TASK REQUIREMENTS: In your copy, include every line of the listing below exactly but none of the pictures.

DATASET ENTRIES:

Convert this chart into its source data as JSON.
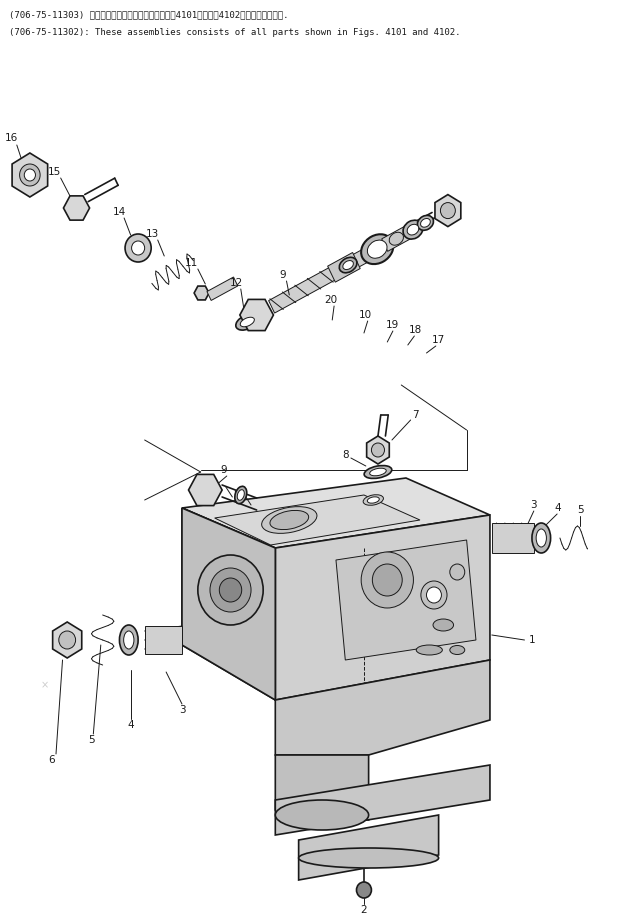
{
  "title_line1": "(706-75-11303) これらのアセンブリの構成部品は笥4101および笥4102図までを含みます.",
  "title_line2": "(706-75-11302): These assemblies consists of all parts shown in Figs. 4101 and 4102.",
  "bg_color": "#ffffff",
  "lc": "#1a1a1a"
}
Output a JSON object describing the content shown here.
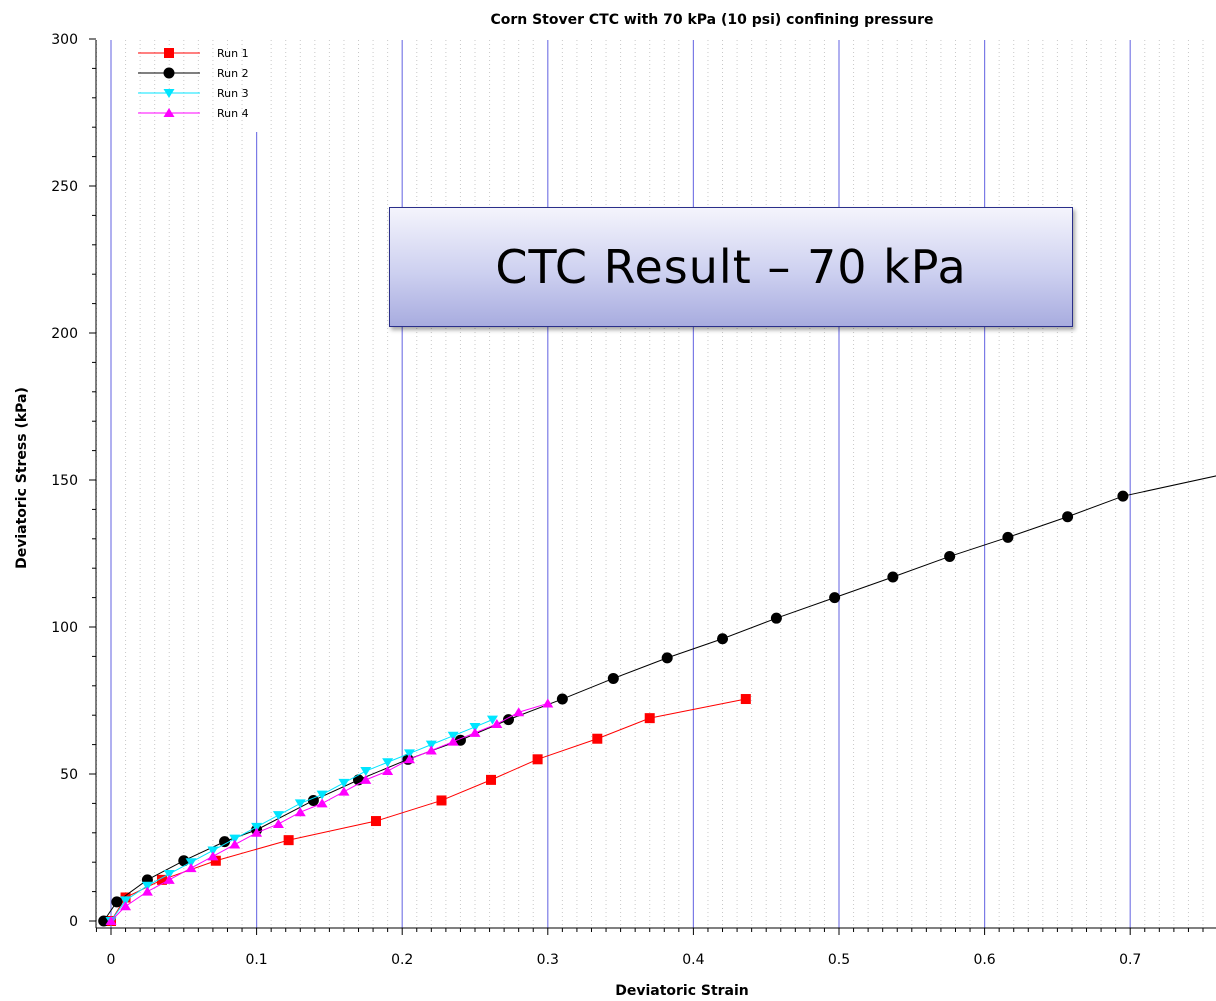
{
  "chart_data": {
    "type": "line",
    "title": "Corn Stover CTC with 70 kPa (10 psi) confining pressure",
    "xlabel": "Deviatoric Strain",
    "ylabel": "Deviatoric Stress (kPa)",
    "xlim": [
      -0.012,
      0.76
    ],
    "ylim": [
      -3,
      300
    ],
    "xticks": [
      0,
      0.1,
      0.2,
      0.3,
      0.4,
      0.5,
      0.6,
      0.7
    ],
    "xtick_labels": [
      "0",
      "0.1",
      "0.2",
      "0.3",
      "0.4",
      "0.5",
      "0.6",
      "0.7"
    ],
    "yticks": [
      0,
      50,
      100,
      150,
      200,
      250,
      300
    ],
    "ytick_labels": [
      "0",
      "50",
      "100",
      "150",
      "200",
      "250",
      "300"
    ],
    "grid": "vertical",
    "legend_position": "top-left",
    "series": [
      {
        "name": "Run 1",
        "color": "#ff0000",
        "marker": "square",
        "x": [
          0.0,
          0.01,
          0.035,
          0.072,
          0.122,
          0.182,
          0.227,
          0.261,
          0.293,
          0.334,
          0.37,
          0.436
        ],
        "y": [
          0,
          8,
          14,
          20.5,
          27.5,
          34,
          41,
          48,
          55,
          62,
          69,
          75.5
        ]
      },
      {
        "name": "Run 2",
        "color": "#000000",
        "marker": "circle",
        "x": [
          -0.005,
          0.004,
          0.025,
          0.05,
          0.078,
          0.1,
          0.139,
          0.17,
          0.204,
          0.24,
          0.273,
          0.31,
          0.345,
          0.382,
          0.42,
          0.457,
          0.497,
          0.537,
          0.576,
          0.616,
          0.657,
          0.695,
          0.76
        ],
        "y": [
          0,
          6.5,
          14,
          20.5,
          27,
          31,
          41,
          48,
          55,
          61.5,
          68.5,
          75.5,
          82.5,
          89.5,
          96,
          103,
          110,
          117,
          124,
          130.5,
          137.5,
          144.5,
          151.5
        ]
      },
      {
        "name": "Run 3",
        "color": "#00e5ff",
        "marker": "triangle-down",
        "x": [
          0.0,
          0.01,
          0.025,
          0.04,
          0.055,
          0.07,
          0.085,
          0.1,
          0.115,
          0.13,
          0.145,
          0.16,
          0.175,
          0.19,
          0.205,
          0.22,
          0.235,
          0.25,
          0.262
        ],
        "y": [
          0,
          7,
          12,
          16,
          20,
          24,
          28,
          32,
          36,
          40,
          43,
          47,
          51,
          54,
          57,
          60,
          63,
          66,
          68.5
        ]
      },
      {
        "name": "Run 4",
        "color": "#ff00ff",
        "marker": "triangle-up",
        "x": [
          0.0,
          0.01,
          0.025,
          0.04,
          0.055,
          0.07,
          0.085,
          0.1,
          0.115,
          0.13,
          0.145,
          0.16,
          0.175,
          0.19,
          0.205,
          0.22,
          0.235,
          0.25,
          0.265,
          0.28,
          0.3
        ],
        "y": [
          0,
          5,
          10,
          14,
          18,
          22,
          26,
          30,
          33,
          37,
          40,
          44,
          48,
          51,
          55,
          58,
          61,
          64,
          67,
          71,
          74
        ]
      }
    ]
  },
  "overlay": {
    "label": "CTC Result – 70 kPa"
  }
}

THE ANSWER:
Convert this chart into its source data as JSON.
{
  "title_line1": "(706-75-11303) これらのアセンブリの構成部品は笥4101および笥4102図までを含みます.",
  "title_line2": "(706-75-11302): These assemblies consists of all parts shown in Figs. 4101 and 4102.",
  "bg_color": "#ffffff",
  "lc": "#1a1a1a"
}
Output a JSON object describing the content shown here.
{
  "chart_data": {
    "type": "line",
    "title": "Corn Stover CTC with 70 kPa (10 psi) confining pressure",
    "xlabel": "Deviatoric Strain",
    "ylabel": "Deviatoric Stress (kPa)",
    "xlim": [
      -0.012,
      0.76
    ],
    "ylim": [
      -3,
      300
    ],
    "xticks": [
      0,
      0.1,
      0.2,
      0.3,
      0.4,
      0.5,
      0.6,
      0.7
    ],
    "xtick_labels": [
      "0",
      "0.1",
      "0.2",
      "0.3",
      "0.4",
      "0.5",
      "0.6",
      "0.7"
    ],
    "yticks": [
      0,
      50,
      100,
      150,
      200,
      250,
      300
    ],
    "ytick_labels": [
      "0",
      "50",
      "100",
      "150",
      "200",
      "250",
      "300"
    ],
    "grid": "vertical",
    "legend_position": "top-left",
    "series": [
      {
        "name": "Run 1",
        "color": "#ff0000",
        "marker": "square",
        "x": [
          0.0,
          0.01,
          0.035,
          0.072,
          0.122,
          0.182,
          0.227,
          0.261,
          0.293,
          0.334,
          0.37,
          0.436
        ],
        "y": [
          0,
          8,
          14,
          20.5,
          27.5,
          34,
          41,
          48,
          55,
          62,
          69,
          75.5
        ]
      },
      {
        "name": "Run 2",
        "color": "#000000",
        "marker": "circle",
        "x": [
          -0.005,
          0.004,
          0.025,
          0.05,
          0.078,
          0.1,
          0.139,
          0.17,
          0.204,
          0.24,
          0.273,
          0.31,
          0.345,
          0.382,
          0.42,
          0.457,
          0.497,
          0.537,
          0.576,
          0.616,
          0.657,
          0.695,
          0.76
        ],
        "y": [
          0,
          6.5,
          14,
          20.5,
          27,
          31,
          41,
          48,
          55,
          61.5,
          68.5,
          75.5,
          82.5,
          89.5,
          96,
          103,
          110,
          117,
          124,
          130.5,
          137.5,
          144.5,
          151.5
        ]
      },
      {
        "name": "Run 3",
        "color": "#00e5ff",
        "marker": "triangle-down",
        "x": [
          0.0,
          0.01,
          0.025,
          0.04,
          0.055,
          0.07,
          0.085,
          0.1,
          0.115,
          0.13,
          0.145,
          0.16,
          0.175,
          0.19,
          0.205,
          0.22,
          0.235,
          0.25,
          0.262
        ],
        "y": [
          0,
          7,
          12,
          16,
          20,
          24,
          28,
          32,
          36,
          40,
          43,
          47,
          51,
          54,
          57,
          60,
          63,
          66,
          68.5
        ]
      },
      {
        "name": "Run 4",
        "color": "#ff00ff",
        "marker": "triangle-up",
        "x": [
          0.0,
          0.01,
          0.025,
          0.04,
          0.055,
          0.07,
          0.085,
          0.1,
          0.115,
          0.13,
          0.145,
          0.16,
          0.175,
          0.19,
          0.205,
          0.22,
          0.235,
          0.25,
          0.265,
          0.28,
          0.3
        ],
        "y": [
          0,
          5,
          10,
          14,
          18,
          22,
          26,
          30,
          33,
          37,
          40,
          44,
          48,
          51,
          55,
          58,
          61,
          64,
          67,
          71,
          74
        ]
      }
    ]
  },
  "overlay": {
    "label": "CTC Result – 70 kPa"
  }
}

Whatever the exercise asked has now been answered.